[begin RECORDS TO PROCESS]

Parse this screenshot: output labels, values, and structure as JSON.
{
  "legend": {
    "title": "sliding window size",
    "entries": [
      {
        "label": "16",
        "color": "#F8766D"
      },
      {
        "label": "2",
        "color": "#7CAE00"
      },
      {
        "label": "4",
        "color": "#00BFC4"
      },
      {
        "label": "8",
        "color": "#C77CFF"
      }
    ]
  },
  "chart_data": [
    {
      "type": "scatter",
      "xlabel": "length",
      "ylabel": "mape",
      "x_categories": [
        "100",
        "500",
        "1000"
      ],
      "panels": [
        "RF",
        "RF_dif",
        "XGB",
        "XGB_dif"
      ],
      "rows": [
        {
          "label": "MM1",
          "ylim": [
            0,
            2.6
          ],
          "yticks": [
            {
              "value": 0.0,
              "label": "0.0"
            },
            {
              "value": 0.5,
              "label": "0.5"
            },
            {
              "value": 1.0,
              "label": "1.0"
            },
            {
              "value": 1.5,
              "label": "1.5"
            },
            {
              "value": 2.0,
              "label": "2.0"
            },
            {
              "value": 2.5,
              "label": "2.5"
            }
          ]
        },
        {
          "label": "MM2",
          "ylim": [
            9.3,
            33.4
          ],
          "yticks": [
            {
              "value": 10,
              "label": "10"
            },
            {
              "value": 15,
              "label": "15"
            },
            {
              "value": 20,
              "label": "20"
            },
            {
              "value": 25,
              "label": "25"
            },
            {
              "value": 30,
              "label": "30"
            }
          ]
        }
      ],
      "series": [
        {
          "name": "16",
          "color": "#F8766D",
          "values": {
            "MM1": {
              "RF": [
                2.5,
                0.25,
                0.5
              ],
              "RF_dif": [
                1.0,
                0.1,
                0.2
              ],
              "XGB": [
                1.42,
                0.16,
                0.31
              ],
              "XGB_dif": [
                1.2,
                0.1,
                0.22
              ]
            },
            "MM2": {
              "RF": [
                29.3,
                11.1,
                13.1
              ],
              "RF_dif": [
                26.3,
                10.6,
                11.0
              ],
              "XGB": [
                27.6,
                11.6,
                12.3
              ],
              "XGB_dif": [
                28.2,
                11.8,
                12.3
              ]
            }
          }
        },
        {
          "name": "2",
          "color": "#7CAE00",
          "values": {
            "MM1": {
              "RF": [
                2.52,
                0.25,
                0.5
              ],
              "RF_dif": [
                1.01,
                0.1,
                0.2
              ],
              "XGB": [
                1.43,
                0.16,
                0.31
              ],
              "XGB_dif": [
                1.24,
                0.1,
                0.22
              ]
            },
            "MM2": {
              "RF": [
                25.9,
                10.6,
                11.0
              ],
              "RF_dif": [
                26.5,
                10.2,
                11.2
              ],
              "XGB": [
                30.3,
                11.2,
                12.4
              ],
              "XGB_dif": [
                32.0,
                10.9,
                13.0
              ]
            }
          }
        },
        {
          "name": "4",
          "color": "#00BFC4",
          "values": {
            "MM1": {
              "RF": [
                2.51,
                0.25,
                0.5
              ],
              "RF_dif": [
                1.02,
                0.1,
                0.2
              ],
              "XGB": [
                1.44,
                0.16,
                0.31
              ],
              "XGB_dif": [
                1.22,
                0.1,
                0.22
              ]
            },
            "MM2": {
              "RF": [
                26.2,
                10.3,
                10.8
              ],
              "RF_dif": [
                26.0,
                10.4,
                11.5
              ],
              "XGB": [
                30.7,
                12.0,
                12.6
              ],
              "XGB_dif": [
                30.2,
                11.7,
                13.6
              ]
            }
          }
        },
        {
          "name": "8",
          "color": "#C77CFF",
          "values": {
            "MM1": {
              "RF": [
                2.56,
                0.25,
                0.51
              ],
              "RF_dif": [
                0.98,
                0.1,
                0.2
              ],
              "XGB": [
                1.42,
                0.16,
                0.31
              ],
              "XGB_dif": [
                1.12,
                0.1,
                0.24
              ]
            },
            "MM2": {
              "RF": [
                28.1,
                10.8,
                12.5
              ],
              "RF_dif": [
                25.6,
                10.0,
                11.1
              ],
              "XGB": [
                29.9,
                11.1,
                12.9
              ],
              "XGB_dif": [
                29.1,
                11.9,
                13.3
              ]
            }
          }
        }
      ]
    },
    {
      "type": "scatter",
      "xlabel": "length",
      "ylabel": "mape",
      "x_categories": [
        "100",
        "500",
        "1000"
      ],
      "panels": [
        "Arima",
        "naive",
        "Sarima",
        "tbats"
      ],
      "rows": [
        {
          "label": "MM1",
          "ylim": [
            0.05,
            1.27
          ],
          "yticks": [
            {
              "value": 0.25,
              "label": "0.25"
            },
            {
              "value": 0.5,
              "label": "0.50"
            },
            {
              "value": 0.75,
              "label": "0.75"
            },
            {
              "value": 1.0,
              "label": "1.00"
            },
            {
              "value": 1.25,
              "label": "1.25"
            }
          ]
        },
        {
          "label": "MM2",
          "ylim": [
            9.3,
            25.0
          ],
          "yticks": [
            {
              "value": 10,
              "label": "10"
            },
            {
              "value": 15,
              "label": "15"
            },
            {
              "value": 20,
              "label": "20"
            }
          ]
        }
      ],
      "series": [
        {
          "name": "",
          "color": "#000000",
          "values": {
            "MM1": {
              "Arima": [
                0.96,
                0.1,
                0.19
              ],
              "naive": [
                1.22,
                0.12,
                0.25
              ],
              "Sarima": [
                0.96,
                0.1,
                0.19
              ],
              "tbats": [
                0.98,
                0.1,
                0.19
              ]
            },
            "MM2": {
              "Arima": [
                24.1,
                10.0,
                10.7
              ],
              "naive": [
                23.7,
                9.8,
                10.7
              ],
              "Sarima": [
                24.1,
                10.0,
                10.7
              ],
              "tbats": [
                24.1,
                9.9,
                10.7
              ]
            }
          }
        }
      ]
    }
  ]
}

[end RECORDS TO PROCESS]
[begin RECORDS TO PROCESS]

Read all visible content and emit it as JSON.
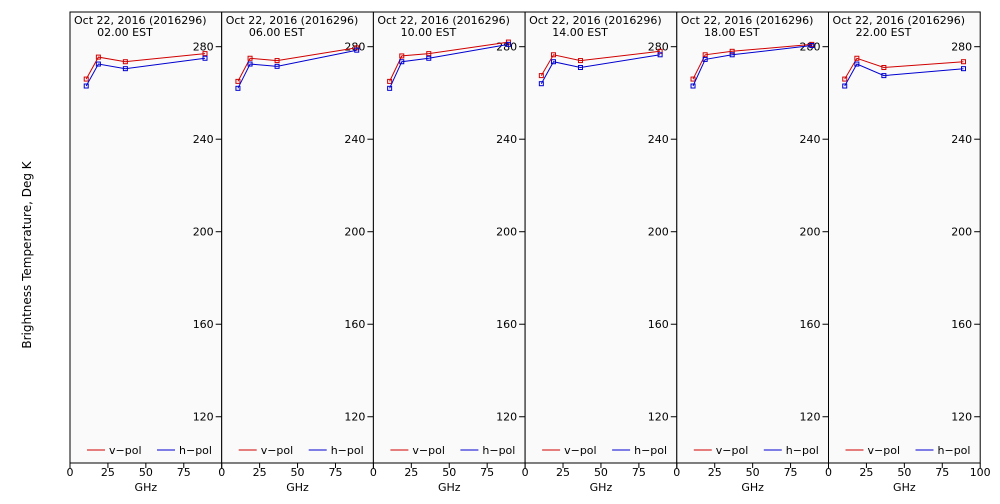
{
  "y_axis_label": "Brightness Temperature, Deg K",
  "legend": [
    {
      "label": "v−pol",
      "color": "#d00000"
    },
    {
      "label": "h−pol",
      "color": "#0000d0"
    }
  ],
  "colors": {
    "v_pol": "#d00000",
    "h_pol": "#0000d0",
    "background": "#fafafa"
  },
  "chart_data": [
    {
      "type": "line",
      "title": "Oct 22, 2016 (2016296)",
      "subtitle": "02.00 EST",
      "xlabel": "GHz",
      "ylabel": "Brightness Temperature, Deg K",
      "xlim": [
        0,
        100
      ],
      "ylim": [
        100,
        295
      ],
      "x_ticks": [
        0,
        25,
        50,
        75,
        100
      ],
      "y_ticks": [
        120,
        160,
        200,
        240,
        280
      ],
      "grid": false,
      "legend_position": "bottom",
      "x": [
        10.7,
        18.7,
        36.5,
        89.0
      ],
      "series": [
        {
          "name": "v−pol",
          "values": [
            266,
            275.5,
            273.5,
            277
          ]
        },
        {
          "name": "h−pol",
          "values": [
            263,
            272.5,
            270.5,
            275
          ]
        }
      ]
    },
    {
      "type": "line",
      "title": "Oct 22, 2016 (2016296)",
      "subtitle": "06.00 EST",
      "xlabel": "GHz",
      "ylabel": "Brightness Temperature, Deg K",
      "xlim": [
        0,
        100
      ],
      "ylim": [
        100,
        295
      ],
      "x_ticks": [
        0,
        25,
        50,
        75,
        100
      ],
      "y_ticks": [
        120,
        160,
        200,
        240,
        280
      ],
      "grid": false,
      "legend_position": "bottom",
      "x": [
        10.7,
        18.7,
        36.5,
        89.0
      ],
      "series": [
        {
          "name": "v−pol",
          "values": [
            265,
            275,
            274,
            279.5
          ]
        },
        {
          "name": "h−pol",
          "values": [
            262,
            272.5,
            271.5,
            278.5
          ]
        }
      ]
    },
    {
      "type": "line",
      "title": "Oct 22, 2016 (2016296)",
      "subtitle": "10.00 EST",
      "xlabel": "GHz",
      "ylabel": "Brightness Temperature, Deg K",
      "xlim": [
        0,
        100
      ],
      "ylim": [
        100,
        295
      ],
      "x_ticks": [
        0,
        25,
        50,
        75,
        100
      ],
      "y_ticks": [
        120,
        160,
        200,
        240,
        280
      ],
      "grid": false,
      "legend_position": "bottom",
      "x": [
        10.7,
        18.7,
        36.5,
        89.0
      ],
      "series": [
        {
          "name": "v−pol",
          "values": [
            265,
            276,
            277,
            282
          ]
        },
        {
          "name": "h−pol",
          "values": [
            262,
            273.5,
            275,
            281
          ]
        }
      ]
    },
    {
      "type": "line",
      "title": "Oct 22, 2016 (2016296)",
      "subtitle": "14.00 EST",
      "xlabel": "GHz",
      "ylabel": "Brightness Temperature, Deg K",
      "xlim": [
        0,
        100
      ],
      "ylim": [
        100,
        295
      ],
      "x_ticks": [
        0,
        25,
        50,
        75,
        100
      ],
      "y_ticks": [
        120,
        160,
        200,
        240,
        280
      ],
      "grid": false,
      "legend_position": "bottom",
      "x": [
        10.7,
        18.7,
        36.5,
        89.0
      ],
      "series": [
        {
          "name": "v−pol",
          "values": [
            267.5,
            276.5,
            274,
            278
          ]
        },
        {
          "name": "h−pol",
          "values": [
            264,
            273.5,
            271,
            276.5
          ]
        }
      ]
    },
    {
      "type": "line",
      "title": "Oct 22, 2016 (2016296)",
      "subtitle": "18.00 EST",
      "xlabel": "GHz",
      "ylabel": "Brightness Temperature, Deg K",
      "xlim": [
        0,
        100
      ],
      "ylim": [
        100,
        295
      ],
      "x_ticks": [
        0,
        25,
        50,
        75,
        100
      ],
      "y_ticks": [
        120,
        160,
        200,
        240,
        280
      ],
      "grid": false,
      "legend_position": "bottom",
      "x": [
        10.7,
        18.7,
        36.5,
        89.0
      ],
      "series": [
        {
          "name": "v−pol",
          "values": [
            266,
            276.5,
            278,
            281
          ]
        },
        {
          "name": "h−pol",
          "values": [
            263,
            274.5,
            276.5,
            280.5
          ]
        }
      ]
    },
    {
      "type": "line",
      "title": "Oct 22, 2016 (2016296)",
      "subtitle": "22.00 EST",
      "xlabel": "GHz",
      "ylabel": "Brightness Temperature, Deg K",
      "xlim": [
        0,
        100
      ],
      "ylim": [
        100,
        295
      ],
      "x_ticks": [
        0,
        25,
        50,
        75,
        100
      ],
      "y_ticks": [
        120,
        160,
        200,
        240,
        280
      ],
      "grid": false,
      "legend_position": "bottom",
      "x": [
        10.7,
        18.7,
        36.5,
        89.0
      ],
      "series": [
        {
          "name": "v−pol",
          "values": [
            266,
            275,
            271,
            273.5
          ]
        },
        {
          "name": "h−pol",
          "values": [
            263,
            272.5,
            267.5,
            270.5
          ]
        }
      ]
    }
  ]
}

[end RECORDS TO PROCESS]

**WHAT IS BEING ASKED**. How many lines in the records above contain the word "subtitle"? Reply with the number alone.

**FULL ANSWER**. 6